## Brief
Images excluded, repeat each entry below exactly.

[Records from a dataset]
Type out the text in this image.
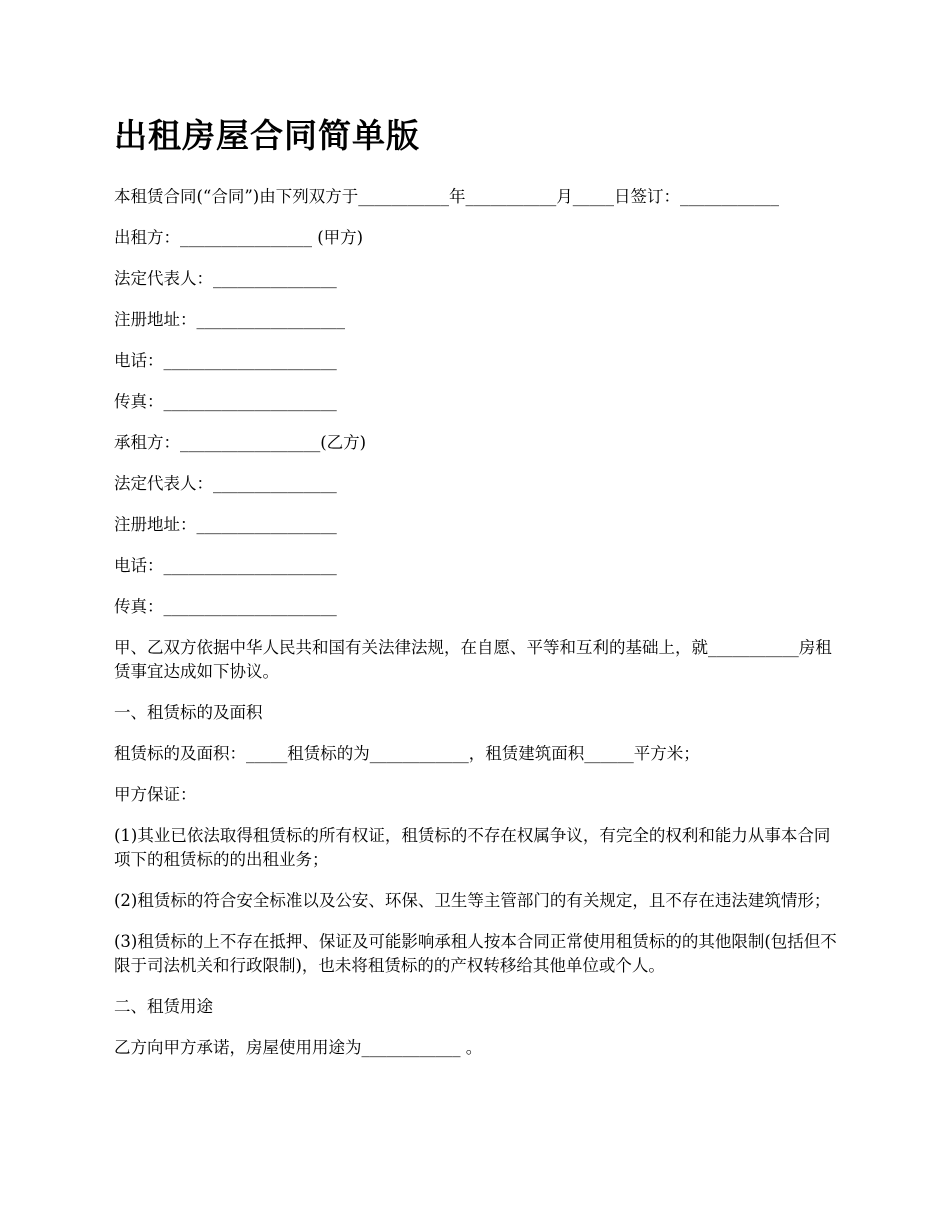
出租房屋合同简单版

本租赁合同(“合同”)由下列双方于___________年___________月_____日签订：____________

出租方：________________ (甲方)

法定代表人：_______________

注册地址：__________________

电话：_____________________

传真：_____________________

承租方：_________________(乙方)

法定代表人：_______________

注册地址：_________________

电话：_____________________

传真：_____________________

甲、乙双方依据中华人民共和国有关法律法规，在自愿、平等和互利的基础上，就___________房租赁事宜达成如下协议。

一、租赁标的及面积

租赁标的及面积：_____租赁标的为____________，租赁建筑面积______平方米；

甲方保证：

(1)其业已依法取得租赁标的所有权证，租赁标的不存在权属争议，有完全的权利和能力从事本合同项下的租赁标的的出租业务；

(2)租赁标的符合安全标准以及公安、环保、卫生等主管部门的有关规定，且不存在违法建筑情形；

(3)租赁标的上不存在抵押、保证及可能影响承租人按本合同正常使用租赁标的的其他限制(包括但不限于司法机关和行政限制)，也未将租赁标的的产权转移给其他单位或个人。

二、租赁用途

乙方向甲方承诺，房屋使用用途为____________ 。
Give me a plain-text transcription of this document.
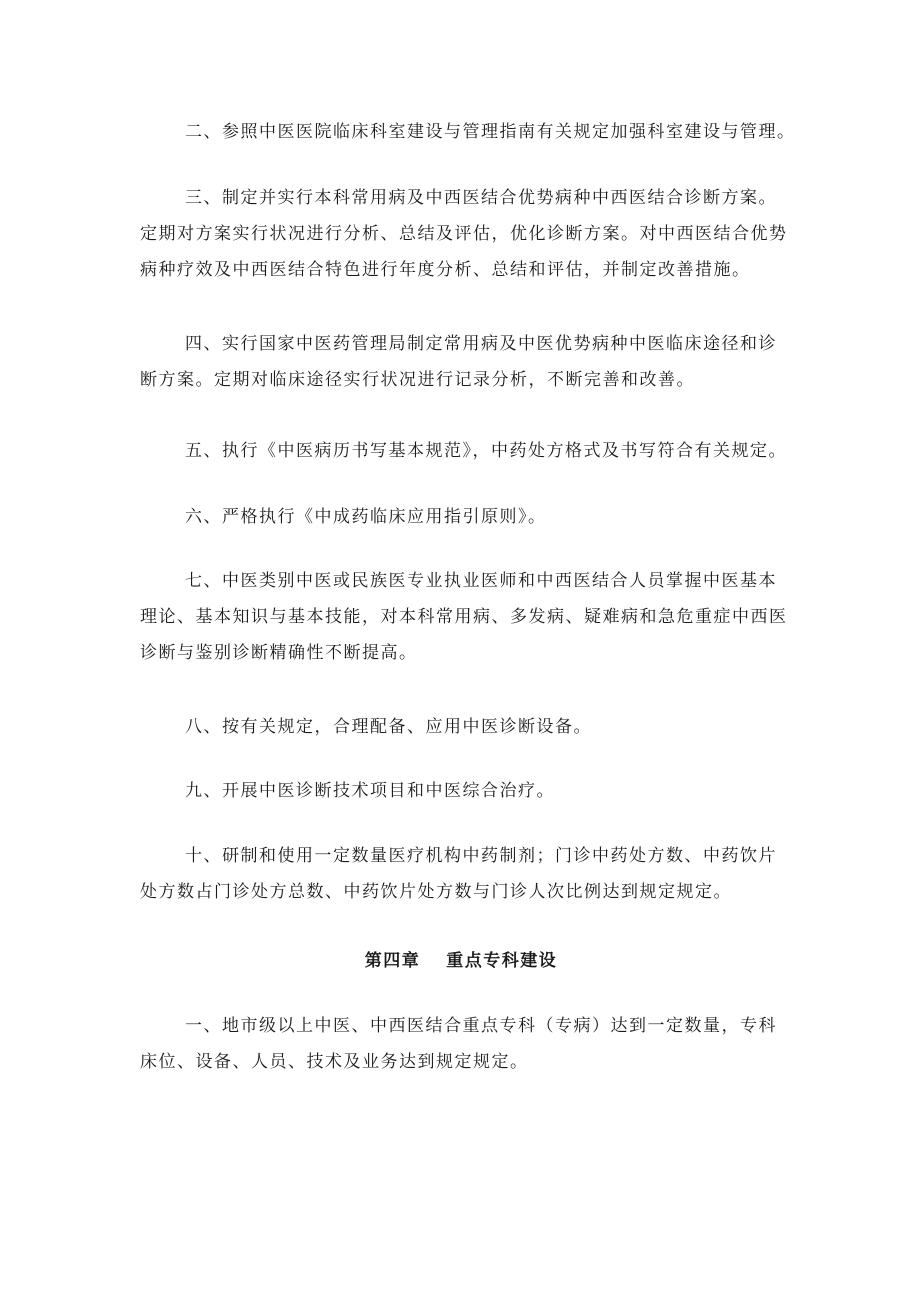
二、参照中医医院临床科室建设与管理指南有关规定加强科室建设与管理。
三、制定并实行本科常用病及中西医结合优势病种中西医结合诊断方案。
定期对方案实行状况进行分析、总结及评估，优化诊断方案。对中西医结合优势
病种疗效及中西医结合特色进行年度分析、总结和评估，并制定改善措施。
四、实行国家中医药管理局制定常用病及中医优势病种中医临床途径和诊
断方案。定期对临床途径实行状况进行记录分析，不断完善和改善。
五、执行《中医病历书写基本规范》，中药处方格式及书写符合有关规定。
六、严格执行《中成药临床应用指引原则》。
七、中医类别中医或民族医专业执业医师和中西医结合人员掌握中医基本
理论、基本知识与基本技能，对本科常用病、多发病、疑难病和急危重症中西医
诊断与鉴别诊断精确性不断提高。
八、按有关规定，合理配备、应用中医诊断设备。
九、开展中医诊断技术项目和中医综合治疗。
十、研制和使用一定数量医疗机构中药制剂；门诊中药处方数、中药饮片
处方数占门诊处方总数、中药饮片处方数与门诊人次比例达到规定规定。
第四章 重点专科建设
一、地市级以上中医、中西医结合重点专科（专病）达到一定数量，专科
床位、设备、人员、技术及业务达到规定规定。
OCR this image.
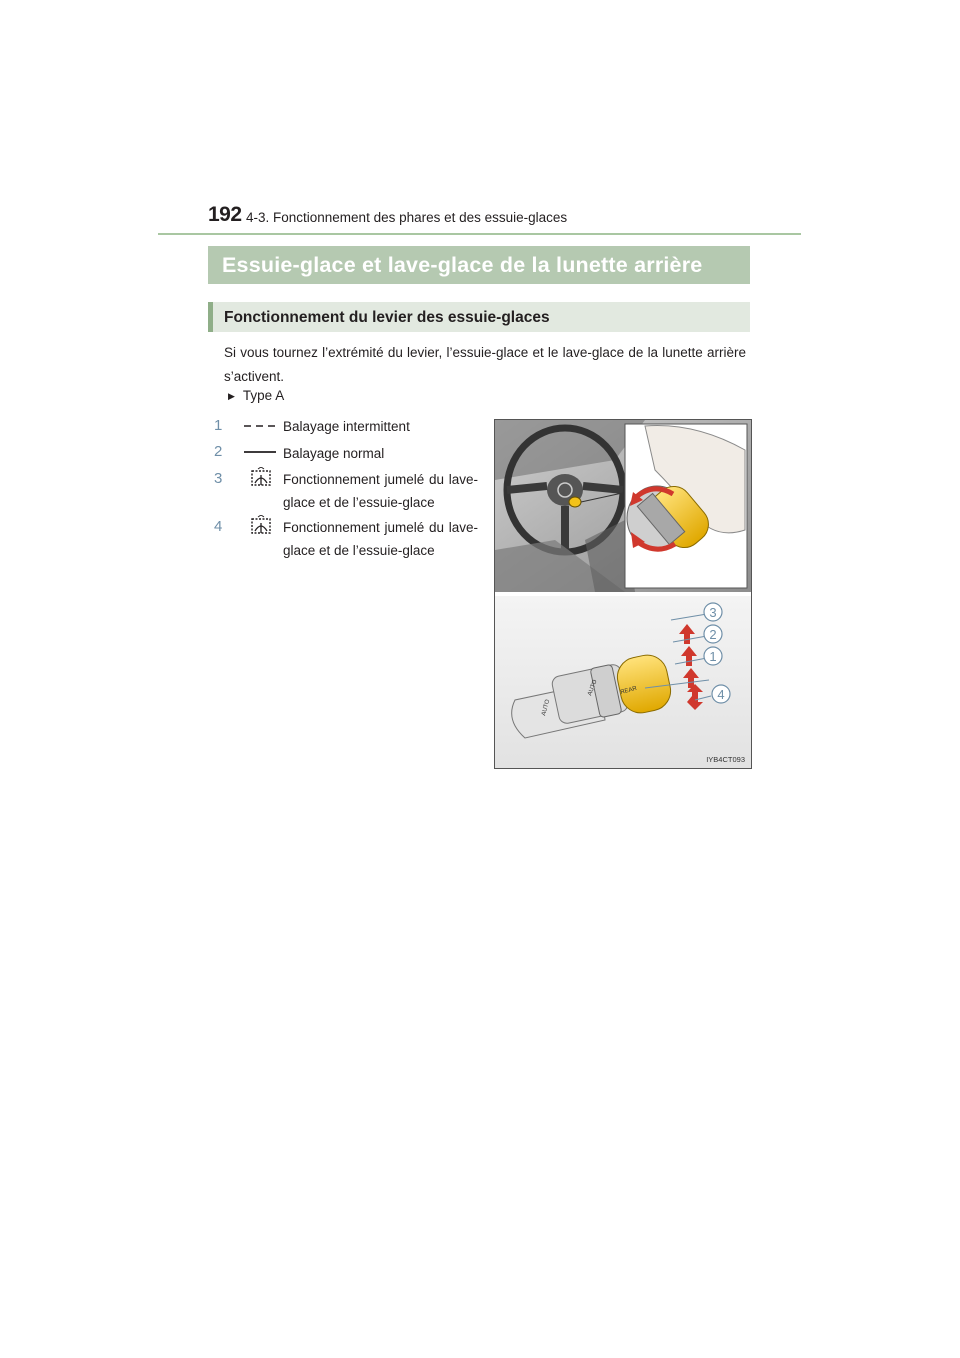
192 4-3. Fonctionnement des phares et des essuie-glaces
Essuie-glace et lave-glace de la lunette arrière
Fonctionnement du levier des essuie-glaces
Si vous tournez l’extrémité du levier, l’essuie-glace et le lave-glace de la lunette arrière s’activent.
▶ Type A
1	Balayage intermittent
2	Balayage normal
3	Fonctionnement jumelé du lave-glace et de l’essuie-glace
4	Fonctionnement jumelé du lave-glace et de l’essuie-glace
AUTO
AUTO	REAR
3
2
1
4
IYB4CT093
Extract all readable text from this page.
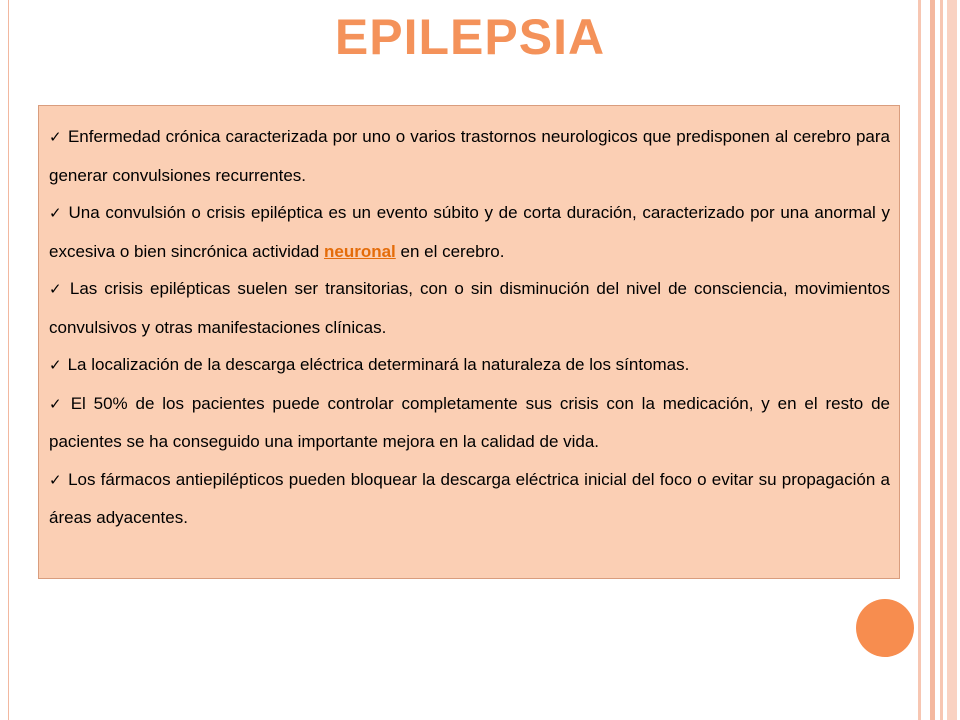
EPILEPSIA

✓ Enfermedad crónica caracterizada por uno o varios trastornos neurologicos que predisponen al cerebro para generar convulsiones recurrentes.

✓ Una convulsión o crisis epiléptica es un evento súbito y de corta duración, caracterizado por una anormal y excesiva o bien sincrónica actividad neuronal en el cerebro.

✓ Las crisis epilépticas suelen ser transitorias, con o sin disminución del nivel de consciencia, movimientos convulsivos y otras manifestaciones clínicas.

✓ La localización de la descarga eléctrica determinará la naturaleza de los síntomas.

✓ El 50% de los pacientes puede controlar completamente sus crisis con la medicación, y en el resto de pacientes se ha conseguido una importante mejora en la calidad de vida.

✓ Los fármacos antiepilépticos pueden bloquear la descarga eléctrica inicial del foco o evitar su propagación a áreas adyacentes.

## Correct output
Type out the text in this image.
出租房屋合同简单版

本租赁合同(“合同”)由下列双方于___________年___________月_____日签订：____________

出租方：________________ (甲方)

法定代表人：_______________

注册地址：__________________

电话：_____________________

传真：_____________________

承租方：_________________(乙方)

法定代表人：_______________

注册地址：_________________

电话：_____________________

传真：_____________________

甲、乙双方依据中华人民共和国有关法律法规，在自愿、平等和互利的基础上，就___________房租赁事宜达成如下协议。

一、租赁标的及面积

租赁标的及面积：_____租赁标的为____________，租赁建筑面积______平方米；

甲方保证：

(1)其业已依法取得租赁标的所有权证，租赁标的不存在权属争议，有完全的权利和能力从事本合同项下的租赁标的的出租业务；

(2)租赁标的符合安全标准以及公安、环保、卫生等主管部门的有关规定，且不存在违法建筑情形；

(3)租赁标的上不存在抵押、保证及可能影响承租人按本合同正常使用租赁标的的其他限制(包括但不限于司法机关和行政限制)，也未将租赁标的的产权转移给其他单位或个人。

二、租赁用途

乙方向甲方承诺，房屋使用用途为____________ 。
Give me a plain-text transcription of this document.
二、参照中医医院临床科室建设与管理指南有关规定加强科室建设与管理。
三、制定并实行本科常用病及中西医结合优势病种中西医结合诊断方案。
定期对方案实行状况进行分析、总结及评估，优化诊断方案。对中西医结合优势
病种疗效及中西医结合特色进行年度分析、总结和评估，并制定改善措施。
四、实行国家中医药管理局制定常用病及中医优势病种中医临床途径和诊
断方案。定期对临床途径实行状况进行记录分析，不断完善和改善。
五、执行《中医病历书写基本规范》，中药处方格式及书写符合有关规定。
六、严格执行《中成药临床应用指引原则》。
七、中医类别中医或民族医专业执业医师和中西医结合人员掌握中医基本
理论、基本知识与基本技能，对本科常用病、多发病、疑难病和急危重症中西医
诊断与鉴别诊断精确性不断提高。
八、按有关规定，合理配备、应用中医诊断设备。
九、开展中医诊断技术项目和中医综合治疗。
十、研制和使用一定数量医疗机构中药制剂；门诊中药处方数、中药饮片
处方数占门诊处方总数、中药饮片处方数与门诊人次比例达到规定规定。
第四章 重点专科建设
一、地市级以上中医、中西医结合重点专科（专病）达到一定数量，专科
床位、设备、人员、技术及业务达到规定规定。
OCR this image.
192 4-3. Fonctionnement des phares et des essuie-glaces
Essuie-glace et lave-glace de la lunette arrière
Fonctionnement du levier des essuie-glaces
Si vous tournez l’extrémité du levier, l’essuie-glace et le lave-glace de la lunette arrière s’activent.
▶ Type A
1	Balayage intermittent
2	Balayage normal
3	Fonctionnement jumelé du lave-glace et de l’essuie-glace
4	Fonctionnement jumelé du lave-glace et de l’essuie-glace
AUTO
AUTO	REAR
3
2
1
4
IYB4CT093
Extract all readable text from this page.
EPILEPSIA

✓ Enfermedad crónica caracterizada por uno o varios trastornos neurologicos que predisponen al cerebro para generar convulsiones recurrentes.

✓ Una convulsión o crisis epiléptica es un evento súbito y de corta duración, caracterizado por una anormal y excesiva o bien sincrónica actividad neuronal en el cerebro.

✓ Las crisis epilépticas suelen ser transitorias, con o sin disminución del nivel de consciencia, movimientos convulsivos y otras manifestaciones clínicas.

✓ La localización de la descarga eléctrica determinará la naturaleza de los síntomas.

✓ El 50% de los pacientes puede controlar completamente sus crisis con la medicación, y en el resto de pacientes se ha conseguido una importante mejora en la calidad de vida.

✓ Los fármacos antiepilépticos pueden bloquear la descarga eléctrica inicial del foco o evitar su propagación a áreas adyacentes.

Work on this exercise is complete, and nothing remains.